[Instruction]:
Each record below should be repeated precisely as written.

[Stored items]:

»»

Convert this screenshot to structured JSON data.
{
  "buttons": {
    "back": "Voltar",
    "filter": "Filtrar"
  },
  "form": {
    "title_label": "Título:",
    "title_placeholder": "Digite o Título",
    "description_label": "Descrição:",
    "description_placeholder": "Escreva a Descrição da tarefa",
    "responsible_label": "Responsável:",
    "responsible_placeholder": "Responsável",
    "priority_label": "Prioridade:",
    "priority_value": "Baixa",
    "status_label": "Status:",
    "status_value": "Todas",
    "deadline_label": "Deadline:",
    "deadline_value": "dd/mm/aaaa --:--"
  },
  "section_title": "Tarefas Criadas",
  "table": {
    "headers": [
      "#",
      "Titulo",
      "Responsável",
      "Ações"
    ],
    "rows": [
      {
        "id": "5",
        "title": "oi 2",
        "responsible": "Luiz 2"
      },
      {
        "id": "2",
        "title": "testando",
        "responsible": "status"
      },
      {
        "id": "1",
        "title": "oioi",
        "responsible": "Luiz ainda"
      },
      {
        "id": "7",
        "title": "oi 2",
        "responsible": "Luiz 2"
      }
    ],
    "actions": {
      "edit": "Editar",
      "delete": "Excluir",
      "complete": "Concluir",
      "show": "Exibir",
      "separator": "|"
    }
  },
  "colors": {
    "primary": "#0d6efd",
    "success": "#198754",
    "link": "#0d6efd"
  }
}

««

[Reply to the task]:
Convert this screenshot to structured JSON data.
{
  "buttons": {
    "back": "Voltar",
    "filter": "Filtrar"
  },
  "form": {
    "title_label": "Título:",
    "title_placeholder": "Digite o Título",
    "description_label": "Descrição:",
    "description_placeholder": "Escreva a Descrição da tarefa",
    "responsible_label": "Responsável:",
    "responsible_placeholder": "Responsável",
    "priority_label": "Prioridade:",
    "priority_value": "Baixa",
    "status_label": "Status:",
    "status_value": "Todas",
    "deadline_label": "Deadline:",
    "deadline_value": "dd/mm/aaaa --:--"
  },
  "section_title": "Tarefas Criadas",
  "table": {
    "headers": [
      "#",
      "Titulo",
      "Responsável",
      "Ações"
    ],
    "rows": [
      {
        "id": "5",
        "title": "oi 2",
        "responsible": "Luiz 2"
      },
      {
        "id": "2",
        "title": "testando",
        "responsible": "status"
      },
      {
        "id": "1",
        "title": "oioi",
        "responsible": "Luiz ainda"
      },
      {
        "id": "7",
        "title": "oi 2",
        "responsible": "Luiz 2"
      }
    ],
    "actions": {
      "edit": "Editar",
      "delete": "Excluir",
      "complete": "Concluir",
      "show": "Exibir",
      "separator": "|"
    }
  },
  "colors": {
    "primary": "#0d6efd",
    "success": "#198754",
    "link": "#0d6efd"
  }
}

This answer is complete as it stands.